[To be done]
Separate out the lines that hold "influence".

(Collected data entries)
━━━━━━━━━━
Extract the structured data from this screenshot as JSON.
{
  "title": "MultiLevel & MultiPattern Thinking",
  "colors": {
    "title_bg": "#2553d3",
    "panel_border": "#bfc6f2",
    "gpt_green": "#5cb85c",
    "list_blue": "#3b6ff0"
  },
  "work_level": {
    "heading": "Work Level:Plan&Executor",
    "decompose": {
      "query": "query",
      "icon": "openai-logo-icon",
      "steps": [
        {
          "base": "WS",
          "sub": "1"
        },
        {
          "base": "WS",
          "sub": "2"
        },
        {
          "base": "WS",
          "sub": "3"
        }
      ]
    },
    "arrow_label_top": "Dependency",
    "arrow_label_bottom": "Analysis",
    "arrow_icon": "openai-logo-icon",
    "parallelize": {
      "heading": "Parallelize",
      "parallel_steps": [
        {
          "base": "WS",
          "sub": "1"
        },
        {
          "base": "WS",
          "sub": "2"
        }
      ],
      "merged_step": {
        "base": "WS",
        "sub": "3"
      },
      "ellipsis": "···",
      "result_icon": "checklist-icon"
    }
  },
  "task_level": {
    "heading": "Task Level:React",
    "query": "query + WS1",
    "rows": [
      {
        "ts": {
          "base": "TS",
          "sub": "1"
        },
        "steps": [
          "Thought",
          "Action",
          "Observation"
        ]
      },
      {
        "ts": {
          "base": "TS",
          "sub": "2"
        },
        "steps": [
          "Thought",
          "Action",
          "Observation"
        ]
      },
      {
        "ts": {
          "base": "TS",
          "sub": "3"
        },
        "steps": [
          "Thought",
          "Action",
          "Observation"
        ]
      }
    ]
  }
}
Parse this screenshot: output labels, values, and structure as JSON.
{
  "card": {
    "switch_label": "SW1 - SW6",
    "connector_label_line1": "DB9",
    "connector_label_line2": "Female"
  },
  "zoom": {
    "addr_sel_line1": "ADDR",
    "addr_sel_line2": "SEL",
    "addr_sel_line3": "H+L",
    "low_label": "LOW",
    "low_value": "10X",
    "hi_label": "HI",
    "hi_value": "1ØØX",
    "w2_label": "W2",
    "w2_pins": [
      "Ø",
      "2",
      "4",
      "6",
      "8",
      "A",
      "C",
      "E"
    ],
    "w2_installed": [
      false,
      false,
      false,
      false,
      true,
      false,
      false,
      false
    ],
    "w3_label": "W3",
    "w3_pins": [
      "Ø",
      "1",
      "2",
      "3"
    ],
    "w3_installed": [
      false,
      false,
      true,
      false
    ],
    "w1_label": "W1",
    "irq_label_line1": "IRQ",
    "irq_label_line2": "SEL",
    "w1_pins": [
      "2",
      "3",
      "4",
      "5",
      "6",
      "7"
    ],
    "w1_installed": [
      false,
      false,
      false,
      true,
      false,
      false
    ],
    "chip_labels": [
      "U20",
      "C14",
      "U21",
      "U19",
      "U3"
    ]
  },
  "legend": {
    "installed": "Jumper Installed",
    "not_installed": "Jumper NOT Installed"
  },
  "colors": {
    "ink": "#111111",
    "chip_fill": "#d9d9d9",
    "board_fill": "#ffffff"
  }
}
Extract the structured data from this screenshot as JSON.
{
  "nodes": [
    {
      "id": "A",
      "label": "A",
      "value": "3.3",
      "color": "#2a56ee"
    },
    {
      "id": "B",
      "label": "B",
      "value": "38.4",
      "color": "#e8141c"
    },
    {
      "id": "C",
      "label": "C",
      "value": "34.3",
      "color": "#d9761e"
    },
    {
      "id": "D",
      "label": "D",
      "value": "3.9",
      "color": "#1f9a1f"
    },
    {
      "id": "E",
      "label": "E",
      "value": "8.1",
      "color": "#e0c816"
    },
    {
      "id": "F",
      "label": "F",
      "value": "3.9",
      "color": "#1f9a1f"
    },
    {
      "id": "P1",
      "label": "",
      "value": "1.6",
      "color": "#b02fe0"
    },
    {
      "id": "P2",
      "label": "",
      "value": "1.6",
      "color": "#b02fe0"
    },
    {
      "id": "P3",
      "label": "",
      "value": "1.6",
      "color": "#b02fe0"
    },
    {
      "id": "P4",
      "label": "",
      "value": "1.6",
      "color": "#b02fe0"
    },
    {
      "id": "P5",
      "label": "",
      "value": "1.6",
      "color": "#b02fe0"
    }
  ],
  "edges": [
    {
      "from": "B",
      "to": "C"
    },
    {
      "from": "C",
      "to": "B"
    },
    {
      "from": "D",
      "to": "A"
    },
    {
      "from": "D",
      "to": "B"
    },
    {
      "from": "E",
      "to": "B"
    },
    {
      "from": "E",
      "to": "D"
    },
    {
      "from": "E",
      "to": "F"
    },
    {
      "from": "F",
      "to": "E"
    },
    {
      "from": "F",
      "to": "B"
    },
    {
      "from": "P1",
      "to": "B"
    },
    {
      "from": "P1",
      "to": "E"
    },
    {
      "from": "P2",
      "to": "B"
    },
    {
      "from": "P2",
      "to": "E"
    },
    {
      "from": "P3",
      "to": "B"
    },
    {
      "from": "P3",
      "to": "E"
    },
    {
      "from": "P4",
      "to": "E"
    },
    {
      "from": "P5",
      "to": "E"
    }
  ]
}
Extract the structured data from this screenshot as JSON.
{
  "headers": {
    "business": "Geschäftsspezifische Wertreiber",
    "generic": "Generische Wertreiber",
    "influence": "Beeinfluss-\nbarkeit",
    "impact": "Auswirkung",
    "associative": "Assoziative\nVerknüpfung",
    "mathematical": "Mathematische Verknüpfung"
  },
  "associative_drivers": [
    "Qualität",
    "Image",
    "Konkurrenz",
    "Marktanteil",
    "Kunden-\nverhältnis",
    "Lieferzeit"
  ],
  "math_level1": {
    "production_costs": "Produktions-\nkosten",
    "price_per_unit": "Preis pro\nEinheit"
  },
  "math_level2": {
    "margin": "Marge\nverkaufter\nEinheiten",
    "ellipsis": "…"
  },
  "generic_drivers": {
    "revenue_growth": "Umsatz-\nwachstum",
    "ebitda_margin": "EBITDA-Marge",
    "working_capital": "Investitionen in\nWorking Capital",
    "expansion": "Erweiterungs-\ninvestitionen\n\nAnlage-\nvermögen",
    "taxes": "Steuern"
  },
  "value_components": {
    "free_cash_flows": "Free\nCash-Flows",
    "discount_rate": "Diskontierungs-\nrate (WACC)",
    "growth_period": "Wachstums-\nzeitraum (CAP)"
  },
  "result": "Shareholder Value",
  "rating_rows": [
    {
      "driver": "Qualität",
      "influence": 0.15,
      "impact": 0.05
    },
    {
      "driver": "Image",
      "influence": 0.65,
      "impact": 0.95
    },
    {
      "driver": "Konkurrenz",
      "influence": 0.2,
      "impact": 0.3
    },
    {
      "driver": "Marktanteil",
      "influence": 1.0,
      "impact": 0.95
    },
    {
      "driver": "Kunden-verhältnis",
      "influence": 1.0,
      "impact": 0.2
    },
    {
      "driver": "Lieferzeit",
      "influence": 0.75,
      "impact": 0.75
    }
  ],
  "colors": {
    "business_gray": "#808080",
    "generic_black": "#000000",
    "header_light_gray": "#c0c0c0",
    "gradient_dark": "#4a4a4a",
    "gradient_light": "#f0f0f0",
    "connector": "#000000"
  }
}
━━━━━━━━━━
[The result]
    "influence": "Beeinfluss-\nbarkeit",
      "influence": 0.15,
      "influence": 0.65,
      "influence": 0.2,
      "influence": 1.0,
      "influence": 1.0,
      "influence": 0.75,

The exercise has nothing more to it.